-- Start of Material --

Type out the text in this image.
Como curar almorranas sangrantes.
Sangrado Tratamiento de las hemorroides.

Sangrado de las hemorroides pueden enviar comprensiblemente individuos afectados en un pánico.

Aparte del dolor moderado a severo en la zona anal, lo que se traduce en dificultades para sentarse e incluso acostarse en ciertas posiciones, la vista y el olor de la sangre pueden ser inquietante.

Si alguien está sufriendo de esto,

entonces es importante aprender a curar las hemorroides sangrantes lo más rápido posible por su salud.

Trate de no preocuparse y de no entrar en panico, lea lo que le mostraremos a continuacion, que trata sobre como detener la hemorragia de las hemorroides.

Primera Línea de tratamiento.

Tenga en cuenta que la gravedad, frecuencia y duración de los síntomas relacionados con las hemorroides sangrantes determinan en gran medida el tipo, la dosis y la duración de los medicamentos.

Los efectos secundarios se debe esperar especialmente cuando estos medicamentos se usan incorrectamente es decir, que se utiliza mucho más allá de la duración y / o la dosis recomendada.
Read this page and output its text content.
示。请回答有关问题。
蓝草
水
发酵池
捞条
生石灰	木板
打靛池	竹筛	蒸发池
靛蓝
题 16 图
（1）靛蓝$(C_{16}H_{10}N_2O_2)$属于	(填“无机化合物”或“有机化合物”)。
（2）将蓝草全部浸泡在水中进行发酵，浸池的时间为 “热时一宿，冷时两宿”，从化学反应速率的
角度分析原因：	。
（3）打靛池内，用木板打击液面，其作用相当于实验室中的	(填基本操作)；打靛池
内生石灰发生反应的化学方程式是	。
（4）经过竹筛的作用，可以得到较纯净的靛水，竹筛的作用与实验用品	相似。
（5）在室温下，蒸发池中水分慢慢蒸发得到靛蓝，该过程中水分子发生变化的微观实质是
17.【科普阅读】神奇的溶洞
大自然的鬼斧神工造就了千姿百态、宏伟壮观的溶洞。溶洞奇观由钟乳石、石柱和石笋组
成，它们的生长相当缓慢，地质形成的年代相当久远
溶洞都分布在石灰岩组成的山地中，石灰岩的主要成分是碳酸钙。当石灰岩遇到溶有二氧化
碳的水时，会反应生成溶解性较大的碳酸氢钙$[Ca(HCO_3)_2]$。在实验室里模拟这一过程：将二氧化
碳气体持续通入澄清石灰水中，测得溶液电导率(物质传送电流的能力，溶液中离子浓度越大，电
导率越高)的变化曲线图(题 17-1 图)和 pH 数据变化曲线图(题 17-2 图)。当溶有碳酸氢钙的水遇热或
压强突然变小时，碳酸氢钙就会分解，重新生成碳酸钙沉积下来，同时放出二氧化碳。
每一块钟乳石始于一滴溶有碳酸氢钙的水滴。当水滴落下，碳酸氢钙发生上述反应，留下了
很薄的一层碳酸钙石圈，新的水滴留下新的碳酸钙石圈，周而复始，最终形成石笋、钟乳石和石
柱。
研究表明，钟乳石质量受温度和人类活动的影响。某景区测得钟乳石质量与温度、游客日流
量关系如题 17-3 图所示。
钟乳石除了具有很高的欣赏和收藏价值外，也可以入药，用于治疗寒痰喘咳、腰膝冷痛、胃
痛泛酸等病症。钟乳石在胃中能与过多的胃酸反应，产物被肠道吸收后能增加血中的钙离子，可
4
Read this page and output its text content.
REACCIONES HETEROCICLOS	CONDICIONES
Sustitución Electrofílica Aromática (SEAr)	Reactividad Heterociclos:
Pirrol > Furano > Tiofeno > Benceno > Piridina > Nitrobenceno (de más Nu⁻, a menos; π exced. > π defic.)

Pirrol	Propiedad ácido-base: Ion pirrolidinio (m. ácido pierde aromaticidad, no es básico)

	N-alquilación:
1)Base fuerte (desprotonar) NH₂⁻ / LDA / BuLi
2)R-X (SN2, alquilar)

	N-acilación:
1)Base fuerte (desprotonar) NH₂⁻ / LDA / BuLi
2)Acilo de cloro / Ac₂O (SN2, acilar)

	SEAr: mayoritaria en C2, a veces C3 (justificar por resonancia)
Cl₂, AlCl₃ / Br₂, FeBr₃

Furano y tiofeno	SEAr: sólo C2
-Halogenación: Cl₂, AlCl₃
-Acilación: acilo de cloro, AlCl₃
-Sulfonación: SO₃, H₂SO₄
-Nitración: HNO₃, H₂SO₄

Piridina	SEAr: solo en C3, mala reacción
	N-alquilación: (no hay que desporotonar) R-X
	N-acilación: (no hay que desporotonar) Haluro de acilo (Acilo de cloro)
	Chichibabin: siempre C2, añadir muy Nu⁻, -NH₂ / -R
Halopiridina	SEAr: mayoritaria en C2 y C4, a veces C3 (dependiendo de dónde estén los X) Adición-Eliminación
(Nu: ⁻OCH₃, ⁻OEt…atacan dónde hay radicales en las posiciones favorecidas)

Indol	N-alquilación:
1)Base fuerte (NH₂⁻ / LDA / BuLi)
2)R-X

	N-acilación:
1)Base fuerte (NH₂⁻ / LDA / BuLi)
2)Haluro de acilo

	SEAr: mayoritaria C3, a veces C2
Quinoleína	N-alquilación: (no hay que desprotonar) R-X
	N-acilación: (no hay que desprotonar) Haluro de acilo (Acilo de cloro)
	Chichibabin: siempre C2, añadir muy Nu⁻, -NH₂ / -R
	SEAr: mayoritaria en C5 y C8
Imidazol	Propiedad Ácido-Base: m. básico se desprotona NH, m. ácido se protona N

-- End of Material --

Lines containing the string "Pirrol" are to be selected and copied.

Pirrol > Furano > Tiofeno > Benceno > Piridina > Nitrobenceno (de más Nu⁻, a menos; π exced. > π defic.)
Pirrol	Propiedad ácido-base: Ion pirrolidinio (m. ácido pierde aromaticidad, no es básico)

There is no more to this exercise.